--- Start of Data shown ---
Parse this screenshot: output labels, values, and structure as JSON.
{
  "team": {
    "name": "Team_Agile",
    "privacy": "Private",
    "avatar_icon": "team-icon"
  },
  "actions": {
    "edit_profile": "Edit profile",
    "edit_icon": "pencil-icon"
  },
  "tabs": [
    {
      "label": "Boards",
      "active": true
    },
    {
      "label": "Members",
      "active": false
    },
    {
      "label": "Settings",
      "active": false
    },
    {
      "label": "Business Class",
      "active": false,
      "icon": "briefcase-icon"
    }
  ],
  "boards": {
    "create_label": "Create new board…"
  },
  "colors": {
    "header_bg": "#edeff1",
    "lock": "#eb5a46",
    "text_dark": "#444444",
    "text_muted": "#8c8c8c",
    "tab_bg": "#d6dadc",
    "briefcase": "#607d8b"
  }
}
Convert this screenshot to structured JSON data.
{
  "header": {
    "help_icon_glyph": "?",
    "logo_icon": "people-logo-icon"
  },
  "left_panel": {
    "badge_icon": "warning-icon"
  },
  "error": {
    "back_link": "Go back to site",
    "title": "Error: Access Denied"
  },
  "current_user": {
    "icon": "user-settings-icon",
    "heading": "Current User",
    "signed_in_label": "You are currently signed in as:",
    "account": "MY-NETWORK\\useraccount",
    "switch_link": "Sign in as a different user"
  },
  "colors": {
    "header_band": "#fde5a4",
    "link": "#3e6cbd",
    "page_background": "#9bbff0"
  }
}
--- End of Data shown ---
**Set exercise:** Output the data above exactly, please, line for line.

**Result of this task:**
Parse this screenshot: output labels, values, and structure as JSON.
{
  "team": {
    "name": "Team_Agile",
    "privacy": "Private",
    "avatar_icon": "team-icon"
  },
  "actions": {
    "edit_profile": "Edit profile",
    "edit_icon": "pencil-icon"
  },
  "tabs": [
    {
      "label": "Boards",
      "active": true
    },
    {
      "label": "Members",
      "active": false
    },
    {
      "label": "Settings",
      "active": false
    },
    {
      "label": "Business Class",
      "active": false,
      "icon": "briefcase-icon"
    }
  ],
  "boards": {
    "create_label": "Create new board…"
  },
  "colors": {
    "header_bg": "#edeff1",
    "lock": "#eb5a46",
    "text_dark": "#444444",
    "text_muted": "#8c8c8c",
    "tab_bg": "#d6dadc",
    "briefcase": "#607d8b"
  }
}
Convert this screenshot to structured JSON data.
{
  "header": {
    "help_icon_glyph": "?",
    "logo_icon": "people-logo-icon"
  },
  "left_panel": {
    "badge_icon": "warning-icon"
  },
  "error": {
    "back_link": "Go back to site",
    "title": "Error: Access Denied"
  },
  "current_user": {
    "icon": "user-settings-icon",
    "heading": "Current User",
    "signed_in_label": "You are currently signed in as:",
    "account": "MY-NETWORK\\useraccount",
    "switch_link": "Sign in as a different user"
  },
  "colors": {
    "header_band": "#fde5a4",
    "link": "#3e6cbd",
    "page_background": "#9bbff0"
  }
}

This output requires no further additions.